--- Begin ---

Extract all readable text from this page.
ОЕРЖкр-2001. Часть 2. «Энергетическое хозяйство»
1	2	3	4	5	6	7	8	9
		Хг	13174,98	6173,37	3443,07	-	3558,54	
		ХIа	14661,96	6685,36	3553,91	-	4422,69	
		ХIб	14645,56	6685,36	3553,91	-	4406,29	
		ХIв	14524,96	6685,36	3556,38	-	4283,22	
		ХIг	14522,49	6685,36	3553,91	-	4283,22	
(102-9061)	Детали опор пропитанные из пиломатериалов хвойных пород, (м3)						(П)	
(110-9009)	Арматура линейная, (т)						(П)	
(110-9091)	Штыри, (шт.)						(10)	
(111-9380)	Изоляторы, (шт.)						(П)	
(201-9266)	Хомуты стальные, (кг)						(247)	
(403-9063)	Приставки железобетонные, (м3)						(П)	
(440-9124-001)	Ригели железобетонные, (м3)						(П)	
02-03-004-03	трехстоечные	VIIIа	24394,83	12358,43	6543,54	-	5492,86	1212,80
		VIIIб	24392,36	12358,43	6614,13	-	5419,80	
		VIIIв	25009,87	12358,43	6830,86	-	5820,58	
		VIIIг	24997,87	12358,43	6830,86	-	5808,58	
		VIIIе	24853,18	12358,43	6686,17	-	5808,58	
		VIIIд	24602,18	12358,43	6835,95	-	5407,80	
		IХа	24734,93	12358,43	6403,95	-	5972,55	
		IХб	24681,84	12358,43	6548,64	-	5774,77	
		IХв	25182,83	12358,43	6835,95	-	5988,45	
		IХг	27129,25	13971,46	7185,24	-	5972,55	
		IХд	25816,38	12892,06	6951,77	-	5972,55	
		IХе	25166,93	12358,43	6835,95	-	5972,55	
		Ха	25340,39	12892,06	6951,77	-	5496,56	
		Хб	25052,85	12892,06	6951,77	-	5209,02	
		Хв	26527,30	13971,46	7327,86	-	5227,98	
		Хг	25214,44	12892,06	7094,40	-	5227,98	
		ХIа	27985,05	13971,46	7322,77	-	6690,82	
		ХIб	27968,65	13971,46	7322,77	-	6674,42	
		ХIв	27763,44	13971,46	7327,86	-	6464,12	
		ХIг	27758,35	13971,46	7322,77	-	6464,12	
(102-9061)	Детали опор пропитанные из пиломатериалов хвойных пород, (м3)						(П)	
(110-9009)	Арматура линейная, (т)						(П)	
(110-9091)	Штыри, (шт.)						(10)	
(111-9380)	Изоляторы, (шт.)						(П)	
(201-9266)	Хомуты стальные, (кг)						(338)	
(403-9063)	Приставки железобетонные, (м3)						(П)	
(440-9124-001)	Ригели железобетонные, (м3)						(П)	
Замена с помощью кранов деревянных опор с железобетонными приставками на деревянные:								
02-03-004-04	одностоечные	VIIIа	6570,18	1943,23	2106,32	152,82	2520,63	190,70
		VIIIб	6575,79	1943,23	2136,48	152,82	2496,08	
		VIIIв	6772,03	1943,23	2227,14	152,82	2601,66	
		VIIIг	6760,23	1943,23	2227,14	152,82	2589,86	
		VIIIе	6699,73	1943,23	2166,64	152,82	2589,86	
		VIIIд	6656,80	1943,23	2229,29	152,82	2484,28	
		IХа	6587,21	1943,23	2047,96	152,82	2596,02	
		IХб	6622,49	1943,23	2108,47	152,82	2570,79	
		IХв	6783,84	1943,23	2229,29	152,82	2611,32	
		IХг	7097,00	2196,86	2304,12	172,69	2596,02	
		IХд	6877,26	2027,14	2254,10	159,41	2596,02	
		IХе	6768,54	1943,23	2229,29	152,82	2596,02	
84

--- End ---

AIM » In the material above, show every line where the word "VIIIг" turns up.

EXERCISE SOLUTION »
		VIIIг	24997,87	12358,43	6830,86	-	5808,58	
		VIIIг	6760,23	1943,23	2227,14	152,82	2589,86	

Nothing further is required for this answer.